--- RECORDS TO USE ---
— Begin —

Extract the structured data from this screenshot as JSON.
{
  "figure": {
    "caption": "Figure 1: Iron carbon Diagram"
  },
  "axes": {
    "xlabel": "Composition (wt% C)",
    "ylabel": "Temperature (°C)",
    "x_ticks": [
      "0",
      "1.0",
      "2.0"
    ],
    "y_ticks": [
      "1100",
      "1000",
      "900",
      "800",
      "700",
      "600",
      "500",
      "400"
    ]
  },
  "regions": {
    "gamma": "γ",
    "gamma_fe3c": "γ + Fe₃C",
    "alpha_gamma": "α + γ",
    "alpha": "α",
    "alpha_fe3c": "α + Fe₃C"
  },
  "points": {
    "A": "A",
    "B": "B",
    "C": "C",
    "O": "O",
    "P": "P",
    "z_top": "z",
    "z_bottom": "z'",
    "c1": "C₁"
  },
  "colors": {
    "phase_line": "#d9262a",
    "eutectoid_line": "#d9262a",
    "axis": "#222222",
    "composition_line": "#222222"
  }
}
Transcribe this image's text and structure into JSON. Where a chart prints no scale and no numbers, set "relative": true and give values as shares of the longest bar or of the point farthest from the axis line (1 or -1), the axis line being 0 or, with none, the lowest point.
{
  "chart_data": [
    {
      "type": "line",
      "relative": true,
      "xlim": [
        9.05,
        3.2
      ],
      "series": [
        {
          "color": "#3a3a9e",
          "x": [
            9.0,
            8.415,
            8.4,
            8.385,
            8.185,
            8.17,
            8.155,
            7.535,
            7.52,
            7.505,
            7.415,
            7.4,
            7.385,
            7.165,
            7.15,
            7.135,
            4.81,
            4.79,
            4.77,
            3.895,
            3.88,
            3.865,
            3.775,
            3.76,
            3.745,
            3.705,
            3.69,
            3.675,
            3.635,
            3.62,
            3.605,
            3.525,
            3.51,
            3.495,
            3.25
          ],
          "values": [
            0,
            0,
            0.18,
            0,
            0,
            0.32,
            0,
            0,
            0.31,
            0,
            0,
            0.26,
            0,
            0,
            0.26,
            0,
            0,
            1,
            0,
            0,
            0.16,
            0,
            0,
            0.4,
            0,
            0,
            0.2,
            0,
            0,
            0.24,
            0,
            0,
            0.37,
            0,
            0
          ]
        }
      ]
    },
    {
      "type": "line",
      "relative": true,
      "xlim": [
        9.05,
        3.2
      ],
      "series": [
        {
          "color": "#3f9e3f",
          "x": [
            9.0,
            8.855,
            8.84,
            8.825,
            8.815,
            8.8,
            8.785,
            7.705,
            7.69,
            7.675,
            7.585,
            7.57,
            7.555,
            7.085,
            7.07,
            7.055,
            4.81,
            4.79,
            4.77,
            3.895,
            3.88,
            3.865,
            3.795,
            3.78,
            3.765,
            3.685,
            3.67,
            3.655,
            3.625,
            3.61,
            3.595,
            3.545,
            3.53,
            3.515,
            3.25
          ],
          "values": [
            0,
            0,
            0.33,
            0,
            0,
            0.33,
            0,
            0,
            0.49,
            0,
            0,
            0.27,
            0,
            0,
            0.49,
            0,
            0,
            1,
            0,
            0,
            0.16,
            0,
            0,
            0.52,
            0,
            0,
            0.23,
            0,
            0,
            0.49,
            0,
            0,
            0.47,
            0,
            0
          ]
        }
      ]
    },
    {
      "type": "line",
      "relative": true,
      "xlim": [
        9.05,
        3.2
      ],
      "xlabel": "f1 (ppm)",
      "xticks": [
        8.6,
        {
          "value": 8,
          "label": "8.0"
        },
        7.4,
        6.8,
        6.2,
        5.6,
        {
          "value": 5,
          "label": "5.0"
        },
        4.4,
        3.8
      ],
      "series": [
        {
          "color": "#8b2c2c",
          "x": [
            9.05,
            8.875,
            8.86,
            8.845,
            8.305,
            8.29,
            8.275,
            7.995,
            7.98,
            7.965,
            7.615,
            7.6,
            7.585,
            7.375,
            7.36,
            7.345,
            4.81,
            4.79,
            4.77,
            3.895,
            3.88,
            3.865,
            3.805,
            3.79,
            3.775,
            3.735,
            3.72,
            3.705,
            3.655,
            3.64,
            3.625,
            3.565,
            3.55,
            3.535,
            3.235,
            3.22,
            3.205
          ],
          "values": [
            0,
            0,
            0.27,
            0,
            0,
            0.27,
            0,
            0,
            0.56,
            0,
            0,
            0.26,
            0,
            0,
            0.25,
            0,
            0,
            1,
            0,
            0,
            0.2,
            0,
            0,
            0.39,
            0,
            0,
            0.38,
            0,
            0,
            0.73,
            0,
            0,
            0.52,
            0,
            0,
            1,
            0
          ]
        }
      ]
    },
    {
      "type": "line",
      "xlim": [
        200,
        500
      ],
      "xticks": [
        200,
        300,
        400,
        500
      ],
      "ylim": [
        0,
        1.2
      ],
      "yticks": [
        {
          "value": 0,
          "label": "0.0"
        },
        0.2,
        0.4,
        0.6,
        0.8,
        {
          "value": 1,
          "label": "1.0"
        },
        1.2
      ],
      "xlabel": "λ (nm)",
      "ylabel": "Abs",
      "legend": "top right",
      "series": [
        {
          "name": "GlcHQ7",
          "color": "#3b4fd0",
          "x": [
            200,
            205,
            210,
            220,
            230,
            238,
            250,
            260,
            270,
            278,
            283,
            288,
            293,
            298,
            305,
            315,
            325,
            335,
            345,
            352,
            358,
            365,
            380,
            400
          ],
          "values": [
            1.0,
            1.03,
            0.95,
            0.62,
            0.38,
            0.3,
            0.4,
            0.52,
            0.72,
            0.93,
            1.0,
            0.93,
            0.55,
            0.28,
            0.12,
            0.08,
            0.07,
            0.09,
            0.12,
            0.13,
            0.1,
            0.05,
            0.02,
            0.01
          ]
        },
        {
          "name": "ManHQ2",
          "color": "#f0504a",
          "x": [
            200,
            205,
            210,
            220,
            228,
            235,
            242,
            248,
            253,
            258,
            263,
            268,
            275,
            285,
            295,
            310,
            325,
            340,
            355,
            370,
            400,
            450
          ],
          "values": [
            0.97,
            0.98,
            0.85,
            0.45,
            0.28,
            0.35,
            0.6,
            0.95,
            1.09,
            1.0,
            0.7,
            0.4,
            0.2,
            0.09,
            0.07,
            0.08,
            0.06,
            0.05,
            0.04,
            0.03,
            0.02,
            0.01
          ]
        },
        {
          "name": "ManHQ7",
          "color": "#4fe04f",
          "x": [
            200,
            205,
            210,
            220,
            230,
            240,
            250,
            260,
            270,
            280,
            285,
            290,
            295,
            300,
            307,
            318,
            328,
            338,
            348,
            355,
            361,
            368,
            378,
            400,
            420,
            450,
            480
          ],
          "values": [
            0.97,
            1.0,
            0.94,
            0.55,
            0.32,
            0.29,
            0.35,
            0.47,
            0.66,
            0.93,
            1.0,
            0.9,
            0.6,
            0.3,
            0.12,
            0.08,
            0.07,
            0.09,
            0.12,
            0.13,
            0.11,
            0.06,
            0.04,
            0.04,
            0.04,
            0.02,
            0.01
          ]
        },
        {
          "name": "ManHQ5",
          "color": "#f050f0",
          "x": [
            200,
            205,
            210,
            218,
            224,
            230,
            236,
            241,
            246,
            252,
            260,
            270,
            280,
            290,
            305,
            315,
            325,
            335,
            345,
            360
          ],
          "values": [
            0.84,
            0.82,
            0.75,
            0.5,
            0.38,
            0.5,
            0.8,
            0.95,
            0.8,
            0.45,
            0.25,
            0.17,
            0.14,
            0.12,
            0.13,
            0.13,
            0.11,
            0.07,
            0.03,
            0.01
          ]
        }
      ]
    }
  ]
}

— End —

--- WHAT TO PRODUCE ---
The data above must be returned in full, exactly as written.

--- COMPLETE OUTPUT ---
Extract the structured data from this screenshot as JSON.
{
  "figure": {
    "caption": "Figure 1: Iron carbon Diagram"
  },
  "axes": {
    "xlabel": "Composition (wt% C)",
    "ylabel": "Temperature (°C)",
    "x_ticks": [
      "0",
      "1.0",
      "2.0"
    ],
    "y_ticks": [
      "1100",
      "1000",
      "900",
      "800",
      "700",
      "600",
      "500",
      "400"
    ]
  },
  "regions": {
    "gamma": "γ",
    "gamma_fe3c": "γ + Fe₃C",
    "alpha_gamma": "α + γ",
    "alpha": "α",
    "alpha_fe3c": "α + Fe₃C"
  },
  "points": {
    "A": "A",
    "B": "B",
    "C": "C",
    "O": "O",
    "P": "P",
    "z_top": "z",
    "z_bottom": "z'",
    "c1": "C₁"
  },
  "colors": {
    "phase_line": "#d9262a",
    "eutectoid_line": "#d9262a",
    "axis": "#222222",
    "composition_line": "#222222"
  }
}
Transcribe this image's text and structure into JSON. Where a chart prints no scale and no numbers, set "relative": true and give values as shares of the longest bar or of the point farthest from the axis line (1 or -1), the axis line being 0 or, with none, the lowest point.
{
  "chart_data": [
    {
      "type": "line",
      "relative": true,
      "xlim": [
        9.05,
        3.2
      ],
      "series": [
        {
          "color": "#3a3a9e",
          "x": [
            9.0,
            8.415,
            8.4,
            8.385,
            8.185,
            8.17,
            8.155,
            7.535,
            7.52,
            7.505,
            7.415,
            7.4,
            7.385,
            7.165,
            7.15,
            7.135,
            4.81,
            4.79,
            4.77,
            3.895,
            3.88,
            3.865,
            3.775,
            3.76,
            3.745,
            3.705,
            3.69,
            3.675,
            3.635,
            3.62,
            3.605,
            3.525,
            3.51,
            3.495,
            3.25
          ],
          "values": [
            0,
            0,
            0.18,
            0,
            0,
            0.32,
            0,
            0,
            0.31,
            0,
            0,
            0.26,
            0,
            0,
            0.26,
            0,
            0,
            1,
            0,
            0,
            0.16,
            0,
            0,
            0.4,
            0,
            0,
            0.2,
            0,
            0,
            0.24,
            0,
            0,
            0.37,
            0,
            0
          ]
        }
      ]
    },
    {
      "type": "line",
      "relative": true,
      "xlim": [
        9.05,
        3.2
      ],
      "series": [
        {
          "color": "#3f9e3f",
          "x": [
            9.0,
            8.855,
            8.84,
            8.825,
            8.815,
            8.8,
            8.785,
            7.705,
            7.69,
            7.675,
            7.585,
            7.57,
            7.555,
            7.085,
            7.07,
            7.055,
            4.81,
            4.79,
            4.77,
            3.895,
            3.88,
            3.865,
            3.795,
            3.78,
            3.765,
            3.685,
            3.67,
            3.655,
            3.625,
            3.61,
            3.595,
            3.545,
            3.53,
            3.515,
            3.25
          ],
          "values": [
            0,
            0,
            0.33,
            0,
            0,
            0.33,
            0,
            0,
            0.49,
            0,
            0,
            0.27,
            0,
            0,
            0.49,
            0,
            0,
            1,
            0,
            0,
            0.16,
            0,
            0,
            0.52,
            0,
            0,
            0.23,
            0,
            0,
            0.49,
            0,
            0,
            0.47,
            0,
            0
          ]
        }
      ]
    },
    {
      "type": "line",
      "relative": true,
      "xlim": [
        9.05,
        3.2
      ],
      "xlabel": "f1 (ppm)",
      "xticks": [
        8.6,
        {
          "value": 8,
          "label": "8.0"
        },
        7.4,
        6.8,
        6.2,
        5.6,
        {
          "value": 5,
          "label": "5.0"
        },
        4.4,
        3.8
      ],
      "series": [
        {
          "color": "#8b2c2c",
          "x": [
            9.05,
            8.875,
            8.86,
            8.845,
            8.305,
            8.29,
            8.275,
            7.995,
            7.98,
            7.965,
            7.615,
            7.6,
            7.585,
            7.375,
            7.36,
            7.345,
            4.81,
            4.79,
            4.77,
            3.895,
            3.88,
            3.865,
            3.805,
            3.79,
            3.775,
            3.735,
            3.72,
            3.705,
            3.655,
            3.64,
            3.625,
            3.565,
            3.55,
            3.535,
            3.235,
            3.22,
            3.205
          ],
          "values": [
            0,
            0,
            0.27,
            0,
            0,
            0.27,
            0,
            0,
            0.56,
            0,
            0,
            0.26,
            0,
            0,
            0.25,
            0,
            0,
            1,
            0,
            0,
            0.2,
            0,
            0,
            0.39,
            0,
            0,
            0.38,
            0,
            0,
            0.73,
            0,
            0,
            0.52,
            0,
            0,
            1,
            0
          ]
        }
      ]
    },
    {
      "type": "line",
      "xlim": [
        200,
        500
      ],
      "xticks": [
        200,
        300,
        400,
        500
      ],
      "ylim": [
        0,
        1.2
      ],
      "yticks": [
        {
          "value": 0,
          "label": "0.0"
        },
        0.2,
        0.4,
        0.6,
        0.8,
        {
          "value": 1,
          "label": "1.0"
        },
        1.2
      ],
      "xlabel": "λ (nm)",
      "ylabel": "Abs",
      "legend": "top right",
      "series": [
        {
          "name": "GlcHQ7",
          "color": "#3b4fd0",
          "x": [
            200,
            205,
            210,
            220,
            230,
            238,
            250,
            260,
            270,
            278,
            283,
            288,
            293,
            298,
            305,
            315,
            325,
            335,
            345,
            352,
            358,
            365,
            380,
            400
          ],
          "values": [
            1.0,
            1.03,
            0.95,
            0.62,
            0.38,
            0.3,
            0.4,
            0.52,
            0.72,
            0.93,
            1.0,
            0.93,
            0.55,
            0.28,
            0.12,
            0.08,
            0.07,
            0.09,
            0.12,
            0.13,
            0.1,
            0.05,
            0.02,
            0.01
          ]
        },
        {
          "name": "ManHQ2",
          "color": "#f0504a",
          "x": [
            200,
            205,
            210,
            220,
            228,
            235,
            242,
            248,
            253,
            258,
            263,
            268,
            275,
            285,
            295,
            310,
            325,
            340,
            355,
            370,
            400,
            450
          ],
          "values": [
            0.97,
            0.98,
            0.85,
            0.45,
            0.28,
            0.35,
            0.6,
            0.95,
            1.09,
            1.0,
            0.7,
            0.4,
            0.2,
            0.09,
            0.07,
            0.08,
            0.06,
            0.05,
            0.04,
            0.03,
            0.02,
            0.01
          ]
        },
        {
          "name": "ManHQ7",
          "color": "#4fe04f",
          "x": [
            200,
            205,
            210,
            220,
            230,
            240,
            250,
            260,
            270,
            280,
            285,
            290,
            295,
            300,
            307,
            318,
            328,
            338,
            348,
            355,
            361,
            368,
            378,
            400,
            420,
            450,
            480
          ],
          "values": [
            0.97,
            1.0,
            0.94,
            0.55,
            0.32,
            0.29,
            0.35,
            0.47,
            0.66,
            0.93,
            1.0,
            0.9,
            0.6,
            0.3,
            0.12,
            0.08,
            0.07,
            0.09,
            0.12,
            0.13,
            0.11,
            0.06,
            0.04,
            0.04,
            0.04,
            0.02,
            0.01
          ]
        },
        {
          "name": "ManHQ5",
          "color": "#f050f0",
          "x": [
            200,
            205,
            210,
            218,
            224,
            230,
            236,
            241,
            246,
            252,
            260,
            270,
            280,
            290,
            305,
            315,
            325,
            335,
            345,
            360
          ],
          "values": [
            0.84,
            0.82,
            0.75,
            0.5,
            0.38,
            0.5,
            0.8,
            0.95,
            0.8,
            0.45,
            0.25,
            0.17,
            0.14,
            0.12,
            0.13,
            0.13,
            0.11,
            0.07,
            0.03,
            0.01
          ]
        }
      ]
    }
  ]
}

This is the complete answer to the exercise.